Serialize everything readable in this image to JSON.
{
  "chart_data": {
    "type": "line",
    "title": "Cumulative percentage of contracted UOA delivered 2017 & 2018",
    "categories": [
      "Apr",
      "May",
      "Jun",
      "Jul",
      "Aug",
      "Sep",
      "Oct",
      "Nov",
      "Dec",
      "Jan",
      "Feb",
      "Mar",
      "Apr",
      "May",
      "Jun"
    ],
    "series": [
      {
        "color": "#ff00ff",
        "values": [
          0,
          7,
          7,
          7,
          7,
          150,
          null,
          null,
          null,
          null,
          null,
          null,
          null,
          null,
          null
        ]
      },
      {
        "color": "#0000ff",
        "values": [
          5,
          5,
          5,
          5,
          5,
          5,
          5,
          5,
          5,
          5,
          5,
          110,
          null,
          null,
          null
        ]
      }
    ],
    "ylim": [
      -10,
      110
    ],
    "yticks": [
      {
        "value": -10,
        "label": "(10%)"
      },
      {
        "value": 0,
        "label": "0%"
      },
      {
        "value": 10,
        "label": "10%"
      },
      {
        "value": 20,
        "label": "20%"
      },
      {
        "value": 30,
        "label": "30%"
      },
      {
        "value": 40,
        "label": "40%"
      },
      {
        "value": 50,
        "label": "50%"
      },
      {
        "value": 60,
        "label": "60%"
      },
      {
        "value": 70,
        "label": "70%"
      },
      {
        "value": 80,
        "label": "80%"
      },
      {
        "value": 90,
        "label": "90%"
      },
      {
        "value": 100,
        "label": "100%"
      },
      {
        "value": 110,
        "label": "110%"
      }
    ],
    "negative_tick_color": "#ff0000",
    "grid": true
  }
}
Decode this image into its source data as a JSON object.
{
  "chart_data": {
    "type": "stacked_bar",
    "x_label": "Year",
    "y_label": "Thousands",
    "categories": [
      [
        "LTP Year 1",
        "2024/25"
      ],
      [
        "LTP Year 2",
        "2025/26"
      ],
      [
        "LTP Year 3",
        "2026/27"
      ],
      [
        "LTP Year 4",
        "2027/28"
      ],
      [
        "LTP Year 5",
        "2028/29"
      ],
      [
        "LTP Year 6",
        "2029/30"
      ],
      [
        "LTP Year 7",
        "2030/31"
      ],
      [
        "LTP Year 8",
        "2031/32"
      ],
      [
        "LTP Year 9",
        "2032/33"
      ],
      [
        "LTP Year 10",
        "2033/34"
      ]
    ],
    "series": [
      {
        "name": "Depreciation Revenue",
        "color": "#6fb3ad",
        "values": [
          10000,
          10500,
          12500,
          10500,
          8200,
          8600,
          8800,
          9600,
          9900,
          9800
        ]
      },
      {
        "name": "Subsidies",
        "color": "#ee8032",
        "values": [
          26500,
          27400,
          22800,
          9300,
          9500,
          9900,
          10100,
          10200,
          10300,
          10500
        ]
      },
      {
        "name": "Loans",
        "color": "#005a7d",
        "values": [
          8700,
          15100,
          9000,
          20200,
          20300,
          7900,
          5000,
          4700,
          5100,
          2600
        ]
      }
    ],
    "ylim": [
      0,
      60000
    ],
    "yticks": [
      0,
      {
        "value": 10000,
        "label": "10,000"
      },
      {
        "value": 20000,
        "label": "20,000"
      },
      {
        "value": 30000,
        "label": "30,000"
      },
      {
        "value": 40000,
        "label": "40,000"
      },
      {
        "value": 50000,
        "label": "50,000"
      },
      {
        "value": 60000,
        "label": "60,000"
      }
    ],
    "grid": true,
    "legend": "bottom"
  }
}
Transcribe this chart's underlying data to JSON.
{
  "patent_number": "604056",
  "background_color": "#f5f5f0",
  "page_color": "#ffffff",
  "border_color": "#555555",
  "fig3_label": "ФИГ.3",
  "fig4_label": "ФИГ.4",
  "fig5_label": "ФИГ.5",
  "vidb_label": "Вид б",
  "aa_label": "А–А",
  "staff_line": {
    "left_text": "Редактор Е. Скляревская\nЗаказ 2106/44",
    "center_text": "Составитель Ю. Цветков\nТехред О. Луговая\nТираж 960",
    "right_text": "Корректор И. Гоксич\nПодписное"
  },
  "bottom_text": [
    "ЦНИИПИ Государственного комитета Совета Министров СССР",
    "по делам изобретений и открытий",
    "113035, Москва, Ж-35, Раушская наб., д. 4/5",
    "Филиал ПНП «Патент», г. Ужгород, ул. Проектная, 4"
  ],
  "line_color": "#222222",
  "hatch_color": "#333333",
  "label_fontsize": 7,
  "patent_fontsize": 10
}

What to work on:
Each line of the material must be restated exactly.

Answer to this task:
Serialize everything readable in this image to JSON.
{
  "chart_data": {
    "type": "line",
    "title": "Cumulative percentage of contracted UOA delivered 2017 & 2018",
    "categories": [
      "Apr",
      "May",
      "Jun",
      "Jul",
      "Aug",
      "Sep",
      "Oct",
      "Nov",
      "Dec",
      "Jan",
      "Feb",
      "Mar",
      "Apr",
      "May",
      "Jun"
    ],
    "series": [
      {
        "color": "#ff00ff",
        "values": [
          0,
          7,
          7,
          7,
          7,
          150,
          null,
          null,
          null,
          null,
          null,
          null,
          null,
          null,
          null
        ]
      },
      {
        "color": "#0000ff",
        "values": [
          5,
          5,
          5,
          5,
          5,
          5,
          5,
          5,
          5,
          5,
          5,
          110,
          null,
          null,
          null
        ]
      }
    ],
    "ylim": [
      -10,
      110
    ],
    "yticks": [
      {
        "value": -10,
        "label": "(10%)"
      },
      {
        "value": 0,
        "label": "0%"
      },
      {
        "value": 10,
        "label": "10%"
      },
      {
        "value": 20,
        "label": "20%"
      },
      {
        "value": 30,
        "label": "30%"
      },
      {
        "value": 40,
        "label": "40%"
      },
      {
        "value": 50,
        "label": "50%"
      },
      {
        "value": 60,
        "label": "60%"
      },
      {
        "value": 70,
        "label": "70%"
      },
      {
        "value": 80,
        "label": "80%"
      },
      {
        "value": 90,
        "label": "90%"
      },
      {
        "value": 100,
        "label": "100%"
      },
      {
        "value": 110,
        "label": "110%"
      }
    ],
    "negative_tick_color": "#ff0000",
    "grid": true
  }
}
Decode this image into its source data as a JSON object.
{
  "chart_data": {
    "type": "stacked_bar",
    "x_label": "Year",
    "y_label": "Thousands",
    "categories": [
      [
        "LTP Year 1",
        "2024/25"
      ],
      [
        "LTP Year 2",
        "2025/26"
      ],
      [
        "LTP Year 3",
        "2026/27"
      ],
      [
        "LTP Year 4",
        "2027/28"
      ],
      [
        "LTP Year 5",
        "2028/29"
      ],
      [
        "LTP Year 6",
        "2029/30"
      ],
      [
        "LTP Year 7",
        "2030/31"
      ],
      [
        "LTP Year 8",
        "2031/32"
      ],
      [
        "LTP Year 9",
        "2032/33"
      ],
      [
        "LTP Year 10",
        "2033/34"
      ]
    ],
    "series": [
      {
        "name": "Depreciation Revenue",
        "color": "#6fb3ad",
        "values": [
          10000,
          10500,
          12500,
          10500,
          8200,
          8600,
          8800,
          9600,
          9900,
          9800
        ]
      },
      {
        "name": "Subsidies",
        "color": "#ee8032",
        "values": [
          26500,
          27400,
          22800,
          9300,
          9500,
          9900,
          10100,
          10200,
          10300,
          10500
        ]
      },
      {
        "name": "Loans",
        "color": "#005a7d",
        "values": [
          8700,
          15100,
          9000,
          20200,
          20300,
          7900,
          5000,
          4700,
          5100,
          2600
        ]
      }
    ],
    "ylim": [
      0,
      60000
    ],
    "yticks": [
      0,
      {
        "value": 10000,
        "label": "10,000"
      },
      {
        "value": 20000,
        "label": "20,000"
      },
      {
        "value": 30000,
        "label": "30,000"
      },
      {
        "value": 40000,
        "label": "40,000"
      },
      {
        "value": 50000,
        "label": "50,000"
      },
      {
        "value": 60000,
        "label": "60,000"
      }
    ],
    "grid": true,
    "legend": "bottom"
  }
}
Transcribe this chart's underlying data to JSON.
{
  "patent_number": "604056",
  "background_color": "#f5f5f0",
  "page_color": "#ffffff",
  "border_color": "#555555",
  "fig3_label": "ФИГ.3",
  "fig4_label": "ФИГ.4",
  "fig5_label": "ФИГ.5",
  "vidb_label": "Вид б",
  "aa_label": "А–А",
  "staff_line": {
    "left_text": "Редактор Е. Скляревская\nЗаказ 2106/44",
    "center_text": "Составитель Ю. Цветков\nТехред О. Луговая\nТираж 960",
    "right_text": "Корректор И. Гоксич\nПодписное"
  },
  "bottom_text": [
    "ЦНИИПИ Государственного комитета Совета Министров СССР",
    "по делам изобретений и открытий",
    "113035, Москва, Ж-35, Раушская наб., д. 4/5",
    "Филиал ПНП «Патент», г. Ужгород, ул. Проектная, 4"
  ],
  "line_color": "#222222",
  "hatch_color": "#333333",
  "label_fontsize": 7,
  "patent_fontsize": 10
}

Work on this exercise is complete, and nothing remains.